Aim of the exercise:
Find out how many lines of the material contain the string "HashFunc" and give only that figure.

Collected data entries

★ ★ ★

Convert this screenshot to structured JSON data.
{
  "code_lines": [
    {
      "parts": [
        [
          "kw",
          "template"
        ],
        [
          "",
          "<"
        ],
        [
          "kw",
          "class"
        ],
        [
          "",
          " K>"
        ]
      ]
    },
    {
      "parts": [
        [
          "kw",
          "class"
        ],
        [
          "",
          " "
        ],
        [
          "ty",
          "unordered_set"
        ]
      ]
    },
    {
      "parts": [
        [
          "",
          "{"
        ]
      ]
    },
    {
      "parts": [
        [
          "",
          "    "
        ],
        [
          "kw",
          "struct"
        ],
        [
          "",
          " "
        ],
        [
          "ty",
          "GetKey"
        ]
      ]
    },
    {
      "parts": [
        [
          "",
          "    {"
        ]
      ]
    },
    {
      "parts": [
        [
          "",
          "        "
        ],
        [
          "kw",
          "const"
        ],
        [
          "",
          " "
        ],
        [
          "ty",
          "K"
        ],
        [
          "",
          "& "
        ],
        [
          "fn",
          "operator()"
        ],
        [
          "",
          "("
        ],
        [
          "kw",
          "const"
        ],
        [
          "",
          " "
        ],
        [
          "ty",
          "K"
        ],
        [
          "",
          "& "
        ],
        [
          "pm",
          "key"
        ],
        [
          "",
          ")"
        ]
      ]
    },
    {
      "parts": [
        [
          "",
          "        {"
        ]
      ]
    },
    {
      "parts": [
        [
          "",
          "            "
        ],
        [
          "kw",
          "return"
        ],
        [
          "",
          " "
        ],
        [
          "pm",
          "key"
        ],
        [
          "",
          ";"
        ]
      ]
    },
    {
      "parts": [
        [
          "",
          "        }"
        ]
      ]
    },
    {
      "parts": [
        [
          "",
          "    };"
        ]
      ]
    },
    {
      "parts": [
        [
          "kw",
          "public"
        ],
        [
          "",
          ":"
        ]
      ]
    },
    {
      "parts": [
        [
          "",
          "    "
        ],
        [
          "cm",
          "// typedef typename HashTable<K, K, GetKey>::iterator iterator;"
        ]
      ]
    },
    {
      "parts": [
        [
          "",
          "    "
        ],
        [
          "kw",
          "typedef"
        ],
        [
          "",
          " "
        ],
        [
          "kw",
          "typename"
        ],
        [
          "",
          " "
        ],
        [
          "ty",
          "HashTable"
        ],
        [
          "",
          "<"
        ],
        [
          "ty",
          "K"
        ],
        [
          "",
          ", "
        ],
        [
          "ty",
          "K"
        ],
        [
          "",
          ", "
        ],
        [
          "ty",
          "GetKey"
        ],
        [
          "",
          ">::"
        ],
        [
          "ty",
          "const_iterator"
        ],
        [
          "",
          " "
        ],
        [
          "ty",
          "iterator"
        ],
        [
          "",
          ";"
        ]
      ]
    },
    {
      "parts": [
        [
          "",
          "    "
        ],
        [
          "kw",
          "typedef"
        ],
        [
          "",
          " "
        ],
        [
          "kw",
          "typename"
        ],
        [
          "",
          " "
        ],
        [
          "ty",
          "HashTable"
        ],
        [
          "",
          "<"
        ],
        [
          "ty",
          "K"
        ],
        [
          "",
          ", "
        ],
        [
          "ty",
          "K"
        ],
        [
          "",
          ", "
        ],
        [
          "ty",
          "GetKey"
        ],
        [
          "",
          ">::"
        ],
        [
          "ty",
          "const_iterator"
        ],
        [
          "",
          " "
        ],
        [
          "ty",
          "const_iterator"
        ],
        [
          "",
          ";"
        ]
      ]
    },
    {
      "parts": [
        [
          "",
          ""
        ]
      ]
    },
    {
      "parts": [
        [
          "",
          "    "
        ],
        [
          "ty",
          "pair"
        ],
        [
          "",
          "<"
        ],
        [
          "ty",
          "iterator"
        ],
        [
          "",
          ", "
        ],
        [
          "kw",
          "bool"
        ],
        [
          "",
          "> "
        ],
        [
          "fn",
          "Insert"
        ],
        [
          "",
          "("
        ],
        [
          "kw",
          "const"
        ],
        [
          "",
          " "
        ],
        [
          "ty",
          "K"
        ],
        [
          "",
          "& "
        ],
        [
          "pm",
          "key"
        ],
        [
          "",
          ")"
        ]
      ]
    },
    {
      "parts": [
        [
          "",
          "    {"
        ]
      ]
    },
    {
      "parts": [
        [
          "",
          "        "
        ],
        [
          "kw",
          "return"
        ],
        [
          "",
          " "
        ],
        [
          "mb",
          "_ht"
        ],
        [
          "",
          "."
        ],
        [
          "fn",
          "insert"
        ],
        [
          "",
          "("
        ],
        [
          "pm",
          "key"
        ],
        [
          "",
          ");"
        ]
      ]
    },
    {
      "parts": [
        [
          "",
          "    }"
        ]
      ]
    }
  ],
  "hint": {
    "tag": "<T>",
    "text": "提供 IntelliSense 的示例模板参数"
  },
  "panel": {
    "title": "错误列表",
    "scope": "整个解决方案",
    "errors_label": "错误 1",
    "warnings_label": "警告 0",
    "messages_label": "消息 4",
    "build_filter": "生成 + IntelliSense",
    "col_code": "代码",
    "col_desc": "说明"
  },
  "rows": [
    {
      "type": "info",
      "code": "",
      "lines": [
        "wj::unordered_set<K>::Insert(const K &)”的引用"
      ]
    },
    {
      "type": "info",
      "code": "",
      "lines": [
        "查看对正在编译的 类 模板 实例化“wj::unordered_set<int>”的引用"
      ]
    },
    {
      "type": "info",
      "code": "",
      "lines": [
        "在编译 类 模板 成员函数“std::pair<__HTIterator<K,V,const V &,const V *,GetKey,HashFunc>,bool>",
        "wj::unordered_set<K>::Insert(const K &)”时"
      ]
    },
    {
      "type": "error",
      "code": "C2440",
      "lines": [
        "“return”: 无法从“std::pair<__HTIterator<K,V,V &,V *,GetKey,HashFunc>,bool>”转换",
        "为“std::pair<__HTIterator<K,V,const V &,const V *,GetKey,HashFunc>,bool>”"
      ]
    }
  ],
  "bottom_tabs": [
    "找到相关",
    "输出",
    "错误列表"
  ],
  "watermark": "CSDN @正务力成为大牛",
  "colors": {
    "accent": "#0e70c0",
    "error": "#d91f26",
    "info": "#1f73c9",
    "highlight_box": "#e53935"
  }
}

★ ★ ★

Result of the task:
3